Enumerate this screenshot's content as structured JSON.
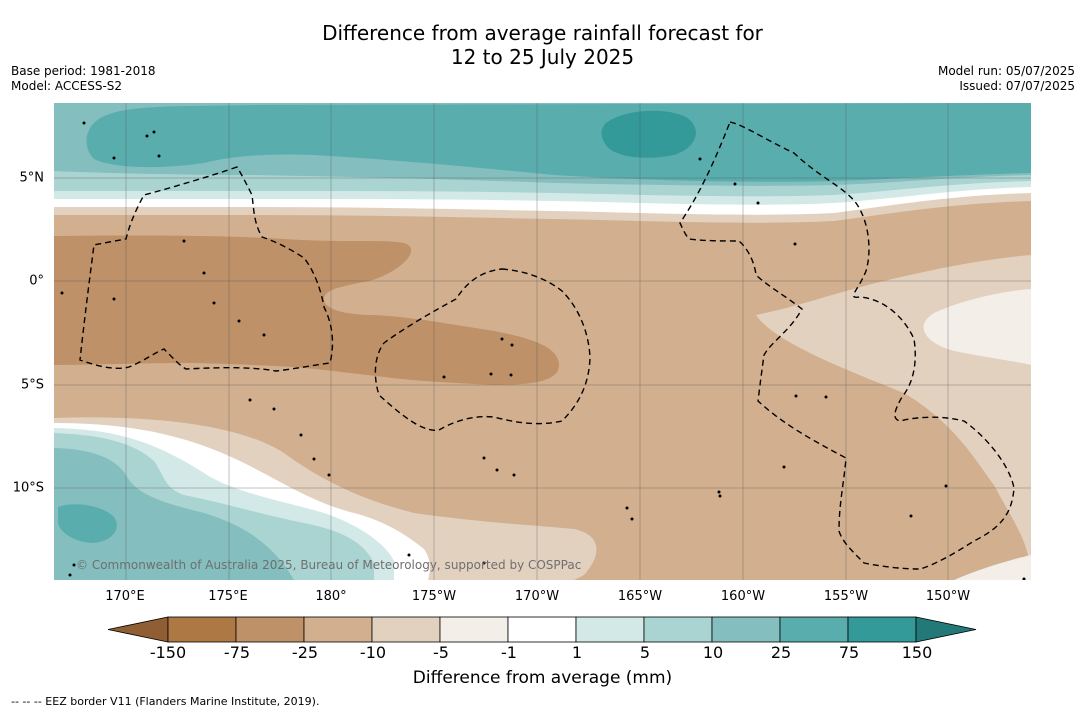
{
  "title_line1": "Difference from average rainfall forecast for",
  "title_line2": "12 to 25 July 2025",
  "meta_left": {
    "base_period": "Base period: 1981-2018",
    "model": "Model: ACCESS-S2"
  },
  "meta_right": {
    "model_run": "Model run: 05/07/2025",
    "issued": "Issued: 07/07/2025"
  },
  "lon_labels": [
    "170°E",
    "175°E",
    "180°",
    "175°W",
    "170°W",
    "165°W",
    "160°W",
    "155°W",
    "150°W"
  ],
  "lat_labels": [
    "5°N",
    "0°",
    "5°S",
    "10°S"
  ],
  "colorbar": {
    "ticks": [
      "-150",
      "-75",
      "-25",
      "-10",
      "-5",
      "-1",
      "1",
      "5",
      "10",
      "25",
      "75",
      "150"
    ],
    "colors": [
      "#8f5e34",
      "#ad7843",
      "#be9168",
      "#d2b08f",
      "#e3d1c0",
      "#f3eee8",
      "#ffffff",
      "#d3e9e7",
      "#aad4d1",
      "#84bebe",
      "#5aadad",
      "#339a99",
      "#227978"
    ],
    "label": "Difference from average (mm)"
  },
  "copyright": "© Commonwealth of Australia 2025, Bureau of Meteorology, supported by COSPPac",
  "footnote": "--  --  -- EEZ border V11 (Flanders Marine Institute, 2019)."
}
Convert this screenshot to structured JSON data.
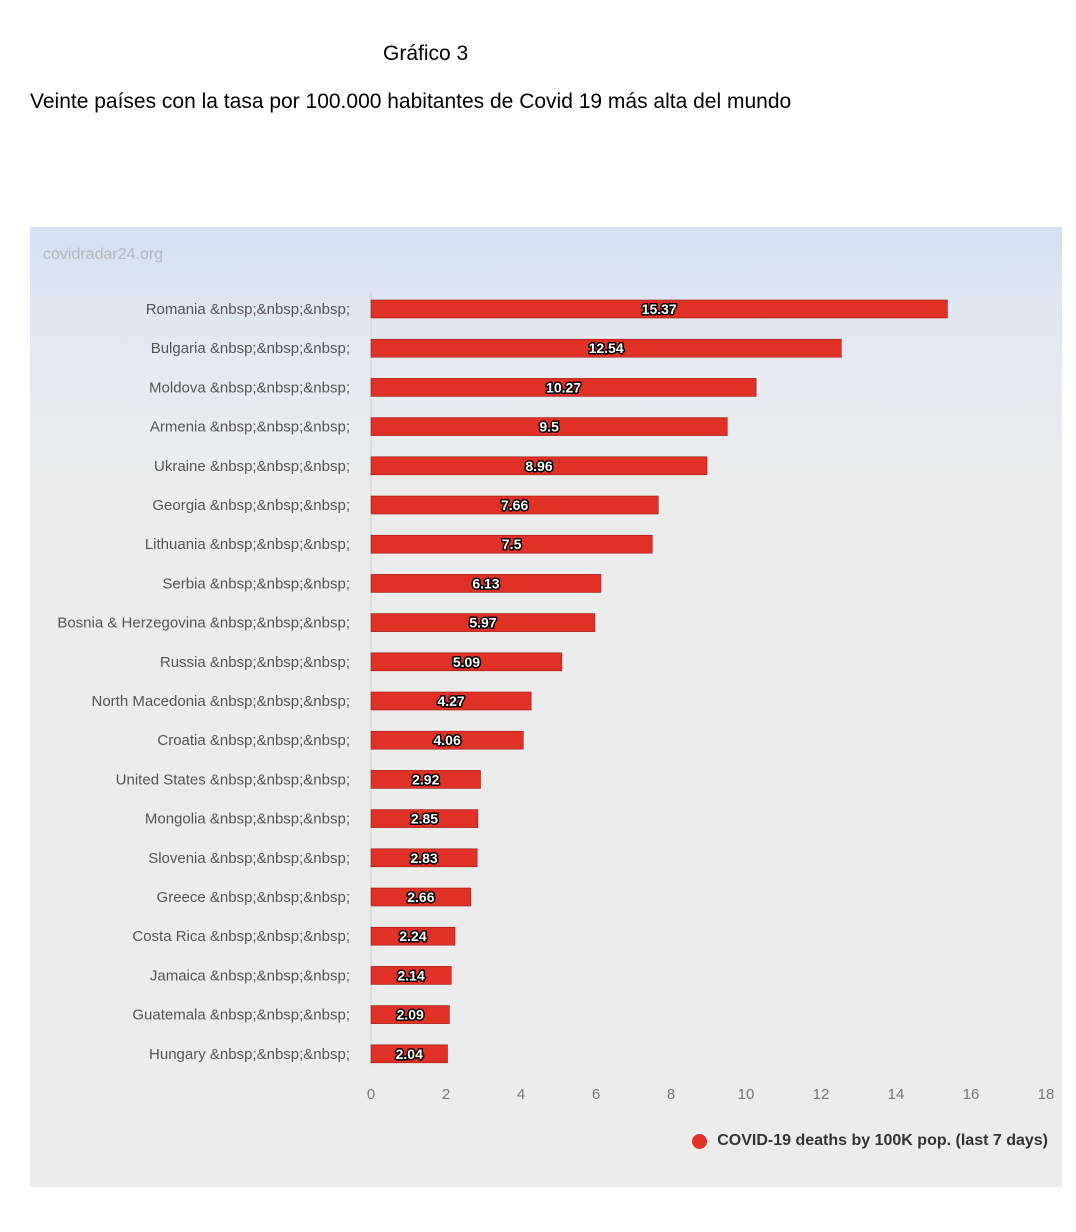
{
  "document": {
    "heading": "Gráfico 3",
    "subheading": "Veinte países con la tasa por 100.000 habitantes de Covid 19 más alta del mundo"
  },
  "watermark": "covidradar24.org",
  "chart_data": {
    "type": "bar",
    "orientation": "horizontal",
    "categories": [
      "Romania &nbsp;&nbsp;&nbsp;",
      "Bulgaria &nbsp;&nbsp;&nbsp;",
      "Moldova &nbsp;&nbsp;&nbsp;",
      "Armenia &nbsp;&nbsp;&nbsp;",
      "Ukraine &nbsp;&nbsp;&nbsp;",
      "Georgia &nbsp;&nbsp;&nbsp;",
      "Lithuania &nbsp;&nbsp;&nbsp;",
      "Serbia &nbsp;&nbsp;&nbsp;",
      "Bosnia & Herzegovina &nbsp;&nbsp;&nbsp;",
      "Russia &nbsp;&nbsp;&nbsp;",
      "North Macedonia &nbsp;&nbsp;&nbsp;",
      "Croatia &nbsp;&nbsp;&nbsp;",
      "United States &nbsp;&nbsp;&nbsp;",
      "Mongolia &nbsp;&nbsp;&nbsp;",
      "Slovenia &nbsp;&nbsp;&nbsp;",
      "Greece &nbsp;&nbsp;&nbsp;",
      "Costa Rica &nbsp;&nbsp;&nbsp;",
      "Jamaica &nbsp;&nbsp;&nbsp;",
      "Guatemala &nbsp;&nbsp;&nbsp;",
      "Hungary &nbsp;&nbsp;&nbsp;"
    ],
    "series": [
      {
        "name": "COVID-19 deaths by 100K pop. (last 7 days)",
        "values": [
          15.37,
          12.54,
          10.27,
          9.5,
          8.96,
          7.66,
          7.5,
          6.13,
          5.97,
          5.09,
          4.27,
          4.06,
          2.92,
          2.85,
          2.83,
          2.66,
          2.24,
          2.14,
          2.09,
          2.04
        ],
        "color": "#e03127"
      }
    ],
    "data_labels": [
      "15.37",
      "12.54",
      "10.27",
      "9.5",
      "8.96",
      "7.66",
      "7.5",
      "6.13",
      "5.97",
      "5.09",
      "4.27",
      "4.06",
      "2.92",
      "2.85",
      "2.83",
      "2.66",
      "2.24",
      "2.14",
      "2.09",
      "2.04"
    ],
    "x_ticks": [
      "0",
      "2",
      "4",
      "6",
      "8",
      "10",
      "12",
      "14",
      "16",
      "18"
    ],
    "xlim": [
      0,
      18
    ],
    "grid": false,
    "legend_position": "bottom-right"
  }
}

_Direction_
Pull out each line containing the word "structured" and copy it.

_Exercise output_
Enumerate this screenshot's content as structured JSON.
Convert this screenshot to structured JSON data.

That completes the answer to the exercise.